- [DATASET RECORDS]

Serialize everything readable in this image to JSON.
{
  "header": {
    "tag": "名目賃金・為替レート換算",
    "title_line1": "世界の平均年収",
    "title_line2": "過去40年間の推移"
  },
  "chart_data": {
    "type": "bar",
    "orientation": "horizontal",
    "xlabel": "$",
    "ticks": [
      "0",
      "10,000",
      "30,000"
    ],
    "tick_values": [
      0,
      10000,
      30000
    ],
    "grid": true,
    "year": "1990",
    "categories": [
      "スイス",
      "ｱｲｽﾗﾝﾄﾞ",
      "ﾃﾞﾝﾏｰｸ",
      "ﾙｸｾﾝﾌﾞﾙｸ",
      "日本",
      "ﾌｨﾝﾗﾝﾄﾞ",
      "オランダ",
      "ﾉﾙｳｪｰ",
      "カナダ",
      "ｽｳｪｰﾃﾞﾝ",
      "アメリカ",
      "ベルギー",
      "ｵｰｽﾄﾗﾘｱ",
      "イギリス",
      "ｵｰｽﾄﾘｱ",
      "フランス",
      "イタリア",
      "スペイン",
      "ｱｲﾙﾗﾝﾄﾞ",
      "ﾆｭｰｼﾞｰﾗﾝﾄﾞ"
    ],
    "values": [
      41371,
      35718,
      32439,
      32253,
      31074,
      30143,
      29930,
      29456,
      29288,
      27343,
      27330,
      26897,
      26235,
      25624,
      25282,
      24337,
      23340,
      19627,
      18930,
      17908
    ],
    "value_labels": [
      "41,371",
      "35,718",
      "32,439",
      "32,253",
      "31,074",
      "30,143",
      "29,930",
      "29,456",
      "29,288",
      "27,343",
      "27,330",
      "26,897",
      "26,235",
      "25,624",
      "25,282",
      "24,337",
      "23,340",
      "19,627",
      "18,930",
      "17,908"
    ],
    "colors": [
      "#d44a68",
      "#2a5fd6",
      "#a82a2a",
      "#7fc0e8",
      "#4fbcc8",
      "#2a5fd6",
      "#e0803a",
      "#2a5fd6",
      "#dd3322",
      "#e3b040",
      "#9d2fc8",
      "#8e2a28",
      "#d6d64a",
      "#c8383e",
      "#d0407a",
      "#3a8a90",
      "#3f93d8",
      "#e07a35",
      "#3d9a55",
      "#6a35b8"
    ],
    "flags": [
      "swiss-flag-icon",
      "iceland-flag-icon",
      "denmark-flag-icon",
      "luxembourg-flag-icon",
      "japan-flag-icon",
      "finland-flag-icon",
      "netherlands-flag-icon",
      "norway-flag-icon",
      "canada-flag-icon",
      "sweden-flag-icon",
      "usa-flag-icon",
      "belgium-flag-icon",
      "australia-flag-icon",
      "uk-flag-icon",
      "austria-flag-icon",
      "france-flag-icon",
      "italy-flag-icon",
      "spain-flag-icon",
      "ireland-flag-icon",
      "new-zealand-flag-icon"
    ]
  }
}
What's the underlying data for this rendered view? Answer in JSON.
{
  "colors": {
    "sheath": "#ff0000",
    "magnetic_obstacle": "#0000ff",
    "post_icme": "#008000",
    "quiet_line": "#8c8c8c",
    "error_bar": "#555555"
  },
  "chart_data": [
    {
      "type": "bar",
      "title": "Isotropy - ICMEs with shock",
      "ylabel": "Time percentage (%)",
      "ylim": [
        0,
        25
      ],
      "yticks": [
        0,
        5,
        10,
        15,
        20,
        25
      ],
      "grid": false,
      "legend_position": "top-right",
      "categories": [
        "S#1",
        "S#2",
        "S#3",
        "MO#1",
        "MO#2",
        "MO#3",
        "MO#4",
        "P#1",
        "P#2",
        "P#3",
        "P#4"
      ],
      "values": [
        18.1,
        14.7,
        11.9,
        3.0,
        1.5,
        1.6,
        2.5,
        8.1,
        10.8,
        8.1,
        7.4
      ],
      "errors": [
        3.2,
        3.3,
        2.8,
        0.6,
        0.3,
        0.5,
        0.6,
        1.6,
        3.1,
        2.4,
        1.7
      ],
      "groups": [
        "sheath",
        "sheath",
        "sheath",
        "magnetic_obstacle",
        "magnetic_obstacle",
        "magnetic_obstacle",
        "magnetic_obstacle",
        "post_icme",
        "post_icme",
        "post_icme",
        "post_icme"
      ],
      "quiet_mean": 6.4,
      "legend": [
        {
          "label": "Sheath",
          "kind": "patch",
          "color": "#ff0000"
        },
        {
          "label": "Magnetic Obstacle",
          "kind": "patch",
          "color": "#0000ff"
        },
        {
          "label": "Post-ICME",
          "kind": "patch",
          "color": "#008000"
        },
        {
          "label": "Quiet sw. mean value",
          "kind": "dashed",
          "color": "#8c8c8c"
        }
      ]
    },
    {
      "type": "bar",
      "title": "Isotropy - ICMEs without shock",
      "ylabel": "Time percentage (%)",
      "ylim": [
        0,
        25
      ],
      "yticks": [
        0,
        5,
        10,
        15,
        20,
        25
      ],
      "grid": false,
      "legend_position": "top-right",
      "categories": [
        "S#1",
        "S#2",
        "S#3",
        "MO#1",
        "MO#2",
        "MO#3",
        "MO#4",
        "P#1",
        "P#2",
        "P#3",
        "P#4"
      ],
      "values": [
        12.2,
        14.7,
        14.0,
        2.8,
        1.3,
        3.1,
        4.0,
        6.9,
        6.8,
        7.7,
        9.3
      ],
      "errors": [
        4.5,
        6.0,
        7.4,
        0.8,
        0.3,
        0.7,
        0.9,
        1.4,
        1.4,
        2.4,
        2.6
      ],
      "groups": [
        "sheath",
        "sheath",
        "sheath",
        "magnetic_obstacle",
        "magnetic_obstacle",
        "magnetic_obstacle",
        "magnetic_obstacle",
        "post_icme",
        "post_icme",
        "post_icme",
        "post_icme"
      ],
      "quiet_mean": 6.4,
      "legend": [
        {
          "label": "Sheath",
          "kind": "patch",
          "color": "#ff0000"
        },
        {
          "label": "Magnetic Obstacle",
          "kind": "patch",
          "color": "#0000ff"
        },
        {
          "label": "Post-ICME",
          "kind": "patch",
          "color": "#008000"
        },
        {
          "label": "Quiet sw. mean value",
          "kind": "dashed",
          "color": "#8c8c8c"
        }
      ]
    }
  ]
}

- [REQUIREMENTS] Copy every record exactly, with nothing added or dropped.

- [TASK ANSWER]
Serialize everything readable in this image to JSON.
{
  "header": {
    "tag": "名目賃金・為替レート換算",
    "title_line1": "世界の平均年収",
    "title_line2": "過去40年間の推移"
  },
  "chart_data": {
    "type": "bar",
    "orientation": "horizontal",
    "xlabel": "$",
    "ticks": [
      "0",
      "10,000",
      "30,000"
    ],
    "tick_values": [
      0,
      10000,
      30000
    ],
    "grid": true,
    "year": "1990",
    "categories": [
      "スイス",
      "ｱｲｽﾗﾝﾄﾞ",
      "ﾃﾞﾝﾏｰｸ",
      "ﾙｸｾﾝﾌﾞﾙｸ",
      "日本",
      "ﾌｨﾝﾗﾝﾄﾞ",
      "オランダ",
      "ﾉﾙｳｪｰ",
      "カナダ",
      "ｽｳｪｰﾃﾞﾝ",
      "アメリカ",
      "ベルギー",
      "ｵｰｽﾄﾗﾘｱ",
      "イギリス",
      "ｵｰｽﾄﾘｱ",
      "フランス",
      "イタリア",
      "スペイン",
      "ｱｲﾙﾗﾝﾄﾞ",
      "ﾆｭｰｼﾞｰﾗﾝﾄﾞ"
    ],
    "values": [
      41371,
      35718,
      32439,
      32253,
      31074,
      30143,
      29930,
      29456,
      29288,
      27343,
      27330,
      26897,
      26235,
      25624,
      25282,
      24337,
      23340,
      19627,
      18930,
      17908
    ],
    "value_labels": [
      "41,371",
      "35,718",
      "32,439",
      "32,253",
      "31,074",
      "30,143",
      "29,930",
      "29,456",
      "29,288",
      "27,343",
      "27,330",
      "26,897",
      "26,235",
      "25,624",
      "25,282",
      "24,337",
      "23,340",
      "19,627",
      "18,930",
      "17,908"
    ],
    "colors": [
      "#d44a68",
      "#2a5fd6",
      "#a82a2a",
      "#7fc0e8",
      "#4fbcc8",
      "#2a5fd6",
      "#e0803a",
      "#2a5fd6",
      "#dd3322",
      "#e3b040",
      "#9d2fc8",
      "#8e2a28",
      "#d6d64a",
      "#c8383e",
      "#d0407a",
      "#3a8a90",
      "#3f93d8",
      "#e07a35",
      "#3d9a55",
      "#6a35b8"
    ],
    "flags": [
      "swiss-flag-icon",
      "iceland-flag-icon",
      "denmark-flag-icon",
      "luxembourg-flag-icon",
      "japan-flag-icon",
      "finland-flag-icon",
      "netherlands-flag-icon",
      "norway-flag-icon",
      "canada-flag-icon",
      "sweden-flag-icon",
      "usa-flag-icon",
      "belgium-flag-icon",
      "australia-flag-icon",
      "uk-flag-icon",
      "austria-flag-icon",
      "france-flag-icon",
      "italy-flag-icon",
      "spain-flag-icon",
      "ireland-flag-icon",
      "new-zealand-flag-icon"
    ]
  }
}
What's the underlying data for this rendered view? Answer in JSON.
{
  "colors": {
    "sheath": "#ff0000",
    "magnetic_obstacle": "#0000ff",
    "post_icme": "#008000",
    "quiet_line": "#8c8c8c",
    "error_bar": "#555555"
  },
  "chart_data": [
    {
      "type": "bar",
      "title": "Isotropy - ICMEs with shock",
      "ylabel": "Time percentage (%)",
      "ylim": [
        0,
        25
      ],
      "yticks": [
        0,
        5,
        10,
        15,
        20,
        25
      ],
      "grid": false,
      "legend_position": "top-right",
      "categories": [
        "S#1",
        "S#2",
        "S#3",
        "MO#1",
        "MO#2",
        "MO#3",
        "MO#4",
        "P#1",
        "P#2",
        "P#3",
        "P#4"
      ],
      "values": [
        18.1,
        14.7,
        11.9,
        3.0,
        1.5,
        1.6,
        2.5,
        8.1,
        10.8,
        8.1,
        7.4
      ],
      "errors": [
        3.2,
        3.3,
        2.8,
        0.6,
        0.3,
        0.5,
        0.6,
        1.6,
        3.1,
        2.4,
        1.7
      ],
      "groups": [
        "sheath",
        "sheath",
        "sheath",
        "magnetic_obstacle",
        "magnetic_obstacle",
        "magnetic_obstacle",
        "magnetic_obstacle",
        "post_icme",
        "post_icme",
        "post_icme",
        "post_icme"
      ],
      "quiet_mean": 6.4,
      "legend": [
        {
          "label": "Sheath",
          "kind": "patch",
          "color": "#ff0000"
        },
        {
          "label": "Magnetic Obstacle",
          "kind": "patch",
          "color": "#0000ff"
        },
        {
          "label": "Post-ICME",
          "kind": "patch",
          "color": "#008000"
        },
        {
          "label": "Quiet sw. mean value",
          "kind": "dashed",
          "color": "#8c8c8c"
        }
      ]
    },
    {
      "type": "bar",
      "title": "Isotropy - ICMEs without shock",
      "ylabel": "Time percentage (%)",
      "ylim": [
        0,
        25
      ],
      "yticks": [
        0,
        5,
        10,
        15,
        20,
        25
      ],
      "grid": false,
      "legend_position": "top-right",
      "categories": [
        "S#1",
        "S#2",
        "S#3",
        "MO#1",
        "MO#2",
        "MO#3",
        "MO#4",
        "P#1",
        "P#2",
        "P#3",
        "P#4"
      ],
      "values": [
        12.2,
        14.7,
        14.0,
        2.8,
        1.3,
        3.1,
        4.0,
        6.9,
        6.8,
        7.7,
        9.3
      ],
      "errors": [
        4.5,
        6.0,
        7.4,
        0.8,
        0.3,
        0.7,
        0.9,
        1.4,
        1.4,
        2.4,
        2.6
      ],
      "groups": [
        "sheath",
        "sheath",
        "sheath",
        "magnetic_obstacle",
        "magnetic_obstacle",
        "magnetic_obstacle",
        "magnetic_obstacle",
        "post_icme",
        "post_icme",
        "post_icme",
        "post_icme"
      ],
      "quiet_mean": 6.4,
      "legend": [
        {
          "label": "Sheath",
          "kind": "patch",
          "color": "#ff0000"
        },
        {
          "label": "Magnetic Obstacle",
          "kind": "patch",
          "color": "#0000ff"
        },
        {
          "label": "Post-ICME",
          "kind": "patch",
          "color": "#008000"
        },
        {
          "label": "Quiet sw. mean value",
          "kind": "dashed",
          "color": "#8c8c8c"
        }
      ]
    }
  ]
}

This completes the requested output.